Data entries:
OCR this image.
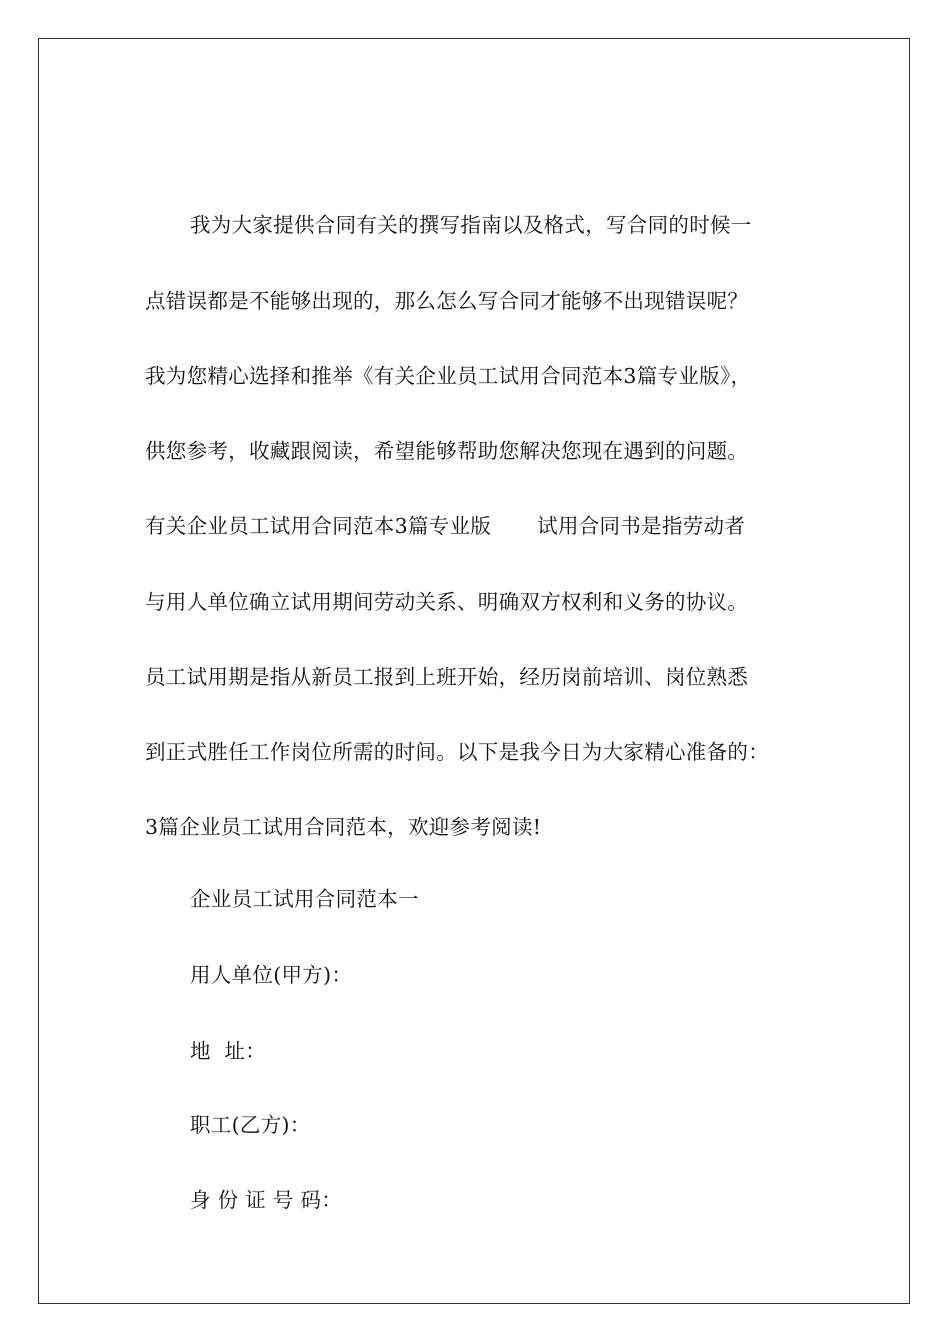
我为大家提供合同有关的撰写指南以及格式，写合同的时候一
点错误都是不能够出现的，那么怎么写合同才能够不出现错误呢？
我为您精心选择和推举《有关企业员工试用合同范本3篇专业版》，
供您参考，收藏跟阅读，希望能够帮助您解决您现在遇到的问题。
有关企业员工试用合同范本3篇专业版 试用合同书是指劳动者
与用人单位确立试用期间劳动关系、明确双方权利和义务的协议。
员工试用期是指从新员工报到上班开始，经历岗前培训、岗位熟悉
到正式胜任工作岗位所需的时间。以下是我今日为大家精心准备的：
3篇企业员工试用合同范本，欢迎参考阅读!
企业员工试用合同范本一
用人单位(甲方)：
地  址：
职工(乙方)：
身 份 证 号 码：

[YOUR OBJECTIVE]
Give an exact copy of the material, leaving out every picture.

[THE RESPONSE]
OCR this image.
我为大家提供合同有关的撰写指南以及格式，写合同的时候一
点错误都是不能够出现的，那么怎么写合同才能够不出现错误呢？
我为您精心选择和推举《有关企业员工试用合同范本3篇专业版》，
供您参考，收藏跟阅读，希望能够帮助您解决您现在遇到的问题。
有关企业员工试用合同范本3篇专业版 试用合同书是指劳动者
与用人单位确立试用期间劳动关系、明确双方权利和义务的协议。
员工试用期是指从新员工报到上班开始，经历岗前培训、岗位熟悉
到正式胜任工作岗位所需的时间。以下是我今日为大家精心准备的：
3篇企业员工试用合同范本，欢迎参考阅读!
企业员工试用合同范本一
用人单位(甲方)：
地  址：
职工(乙方)：
身 份 证 号 码：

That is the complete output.